_WHAT YOU ARE ASKED TO DO_
Reproduce every entry exactly as shown.

_DATA PROVIDED_
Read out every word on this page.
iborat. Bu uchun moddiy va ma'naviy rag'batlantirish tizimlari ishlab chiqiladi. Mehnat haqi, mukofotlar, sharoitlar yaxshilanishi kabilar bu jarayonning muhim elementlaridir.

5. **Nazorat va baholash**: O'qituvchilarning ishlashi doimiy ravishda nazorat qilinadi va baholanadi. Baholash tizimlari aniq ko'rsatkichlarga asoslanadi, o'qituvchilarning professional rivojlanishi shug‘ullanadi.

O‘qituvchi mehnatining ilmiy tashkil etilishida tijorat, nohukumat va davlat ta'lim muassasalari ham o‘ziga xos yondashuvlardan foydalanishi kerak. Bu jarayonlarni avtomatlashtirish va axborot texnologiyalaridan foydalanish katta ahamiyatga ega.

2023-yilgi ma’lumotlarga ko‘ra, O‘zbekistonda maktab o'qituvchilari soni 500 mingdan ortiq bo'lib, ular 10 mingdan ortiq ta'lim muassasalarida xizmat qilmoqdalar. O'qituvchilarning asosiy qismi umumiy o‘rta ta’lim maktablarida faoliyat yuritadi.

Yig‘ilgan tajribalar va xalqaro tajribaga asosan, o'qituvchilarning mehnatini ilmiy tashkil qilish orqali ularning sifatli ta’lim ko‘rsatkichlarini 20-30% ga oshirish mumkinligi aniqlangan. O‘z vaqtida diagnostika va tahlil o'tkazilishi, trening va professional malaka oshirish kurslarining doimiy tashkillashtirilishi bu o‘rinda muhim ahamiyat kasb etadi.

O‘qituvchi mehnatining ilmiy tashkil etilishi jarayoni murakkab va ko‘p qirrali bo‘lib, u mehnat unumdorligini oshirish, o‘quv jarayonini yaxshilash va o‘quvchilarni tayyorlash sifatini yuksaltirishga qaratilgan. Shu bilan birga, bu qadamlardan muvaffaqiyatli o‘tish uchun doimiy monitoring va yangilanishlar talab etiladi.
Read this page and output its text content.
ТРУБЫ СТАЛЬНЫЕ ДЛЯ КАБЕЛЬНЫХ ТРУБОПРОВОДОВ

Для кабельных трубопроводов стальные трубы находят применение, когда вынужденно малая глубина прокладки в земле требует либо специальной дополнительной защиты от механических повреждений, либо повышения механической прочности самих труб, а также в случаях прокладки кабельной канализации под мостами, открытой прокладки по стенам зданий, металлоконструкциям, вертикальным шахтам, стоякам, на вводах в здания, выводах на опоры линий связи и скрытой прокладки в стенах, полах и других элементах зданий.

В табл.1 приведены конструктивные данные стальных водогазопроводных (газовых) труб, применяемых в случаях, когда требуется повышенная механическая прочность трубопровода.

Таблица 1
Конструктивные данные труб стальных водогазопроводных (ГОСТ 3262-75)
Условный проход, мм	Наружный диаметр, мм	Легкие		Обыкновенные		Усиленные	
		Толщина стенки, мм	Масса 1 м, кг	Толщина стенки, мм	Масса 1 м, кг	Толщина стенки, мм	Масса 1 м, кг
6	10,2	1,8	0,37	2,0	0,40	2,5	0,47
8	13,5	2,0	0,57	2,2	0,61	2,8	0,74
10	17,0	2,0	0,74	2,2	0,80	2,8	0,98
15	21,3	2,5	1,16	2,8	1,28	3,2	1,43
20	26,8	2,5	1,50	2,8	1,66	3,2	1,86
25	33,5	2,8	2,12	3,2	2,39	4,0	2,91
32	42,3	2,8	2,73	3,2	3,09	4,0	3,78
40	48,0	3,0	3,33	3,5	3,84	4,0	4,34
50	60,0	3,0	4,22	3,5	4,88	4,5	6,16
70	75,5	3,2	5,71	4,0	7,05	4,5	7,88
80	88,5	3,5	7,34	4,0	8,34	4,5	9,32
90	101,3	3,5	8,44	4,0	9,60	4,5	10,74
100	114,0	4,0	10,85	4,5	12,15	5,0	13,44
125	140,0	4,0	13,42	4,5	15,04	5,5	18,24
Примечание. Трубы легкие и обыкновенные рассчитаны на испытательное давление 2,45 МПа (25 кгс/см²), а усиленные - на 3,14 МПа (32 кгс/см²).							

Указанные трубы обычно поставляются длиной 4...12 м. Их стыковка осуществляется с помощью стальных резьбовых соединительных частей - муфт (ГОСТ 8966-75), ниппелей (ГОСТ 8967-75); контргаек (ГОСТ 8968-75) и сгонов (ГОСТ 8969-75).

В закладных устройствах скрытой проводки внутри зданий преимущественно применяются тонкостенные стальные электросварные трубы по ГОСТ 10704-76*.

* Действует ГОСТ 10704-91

_SOLUTION_
Read out every word on this page.
iborat. Bu uchun moddiy va ma'naviy rag'batlantirish tizimlari ishlab chiqiladi. Mehnat haqi, mukofotlar, sharoitlar yaxshilanishi kabilar bu jarayonning muhim elementlaridir.

5. **Nazorat va baholash**: O'qituvchilarning ishlashi doimiy ravishda nazorat qilinadi va baholanadi. Baholash tizimlari aniq ko'rsatkichlarga asoslanadi, o'qituvchilarning professional rivojlanishi shug‘ullanadi.

O‘qituvchi mehnatining ilmiy tashkil etilishida tijorat, nohukumat va davlat ta'lim muassasalari ham o‘ziga xos yondashuvlardan foydalanishi kerak. Bu jarayonlarni avtomatlashtirish va axborot texnologiyalaridan foydalanish katta ahamiyatga ega.

2023-yilgi ma’lumotlarga ko‘ra, O‘zbekistonda maktab o'qituvchilari soni 500 mingdan ortiq bo'lib, ular 10 mingdan ortiq ta'lim muassasalarida xizmat qilmoqdalar. O'qituvchilarning asosiy qismi umumiy o‘rta ta’lim maktablarida faoliyat yuritadi.

Yig‘ilgan tajribalar va xalqaro tajribaga asosan, o'qituvchilarning mehnatini ilmiy tashkil qilish orqali ularning sifatli ta’lim ko‘rsatkichlarini 20-30% ga oshirish mumkinligi aniqlangan. O‘z vaqtida diagnostika va tahlil o'tkazilishi, trening va professional malaka oshirish kurslarining doimiy tashkillashtirilishi bu o‘rinda muhim ahamiyat kasb etadi.

O‘qituvchi mehnatining ilmiy tashkil etilishi jarayoni murakkab va ko‘p qirrali bo‘lib, u mehnat unumdorligini oshirish, o‘quv jarayonini yaxshilash va o‘quvchilarni tayyorlash sifatini yuksaltirishga qaratilgan. Shu bilan birga, bu qadamlardan muvaffaqiyatli o‘tish uchun doimiy monitoring va yangilanishlar talab etiladi.
Read this page and output its text content.
ТРУБЫ СТАЛЬНЫЕ ДЛЯ КАБЕЛЬНЫХ ТРУБОПРОВОДОВ

Для кабельных трубопроводов стальные трубы находят применение, когда вынужденно малая глубина прокладки в земле требует либо специальной дополнительной защиты от механических повреждений, либо повышения механической прочности самих труб, а также в случаях прокладки кабельной канализации под мостами, открытой прокладки по стенам зданий, металлоконструкциям, вертикальным шахтам, стоякам, на вводах в здания, выводах на опоры линий связи и скрытой прокладки в стенах, полах и других элементах зданий.

В табл.1 приведены конструктивные данные стальных водогазопроводных (газовых) труб, применяемых в случаях, когда требуется повышенная механическая прочность трубопровода.

Таблица 1
Конструктивные данные труб стальных водогазопроводных (ГОСТ 3262-75)
Условный проход, мм	Наружный диаметр, мм	Легкие		Обыкновенные		Усиленные	
		Толщина стенки, мм	Масса 1 м, кг	Толщина стенки, мм	Масса 1 м, кг	Толщина стенки, мм	Масса 1 м, кг
6	10,2	1,8	0,37	2,0	0,40	2,5	0,47
8	13,5	2,0	0,57	2,2	0,61	2,8	0,74
10	17,0	2,0	0,74	2,2	0,80	2,8	0,98
15	21,3	2,5	1,16	2,8	1,28	3,2	1,43
20	26,8	2,5	1,50	2,8	1,66	3,2	1,86
25	33,5	2,8	2,12	3,2	2,39	4,0	2,91
32	42,3	2,8	2,73	3,2	3,09	4,0	3,78
40	48,0	3,0	3,33	3,5	3,84	4,0	4,34
50	60,0	3,0	4,22	3,5	4,88	4,5	6,16
70	75,5	3,2	5,71	4,0	7,05	4,5	7,88
80	88,5	3,5	7,34	4,0	8,34	4,5	9,32
90	101,3	3,5	8,44	4,0	9,60	4,5	10,74
100	114,0	4,0	10,85	4,5	12,15	5,0	13,44
125	140,0	4,0	13,42	4,5	15,04	5,5	18,24
Примечание. Трубы легкие и обыкновенные рассчитаны на испытательное давление 2,45 МПа (25 кгс/см²), а усиленные - на 3,14 МПа (32 кгс/см²).							

Указанные трубы обычно поставляются длиной 4...12 м. Их стыковка осуществляется с помощью стальных резьбовых соединительных частей - муфт (ГОСТ 8966-75), ниппелей (ГОСТ 8967-75); контргаек (ГОСТ 8968-75) и сгонов (ГОСТ 8969-75).

В закладных устройствах скрытой проводки внутри зданий преимущественно применяются тонкостенные стальные электросварные трубы по ГОСТ 10704-76*.

* Действует ГОСТ 10704-91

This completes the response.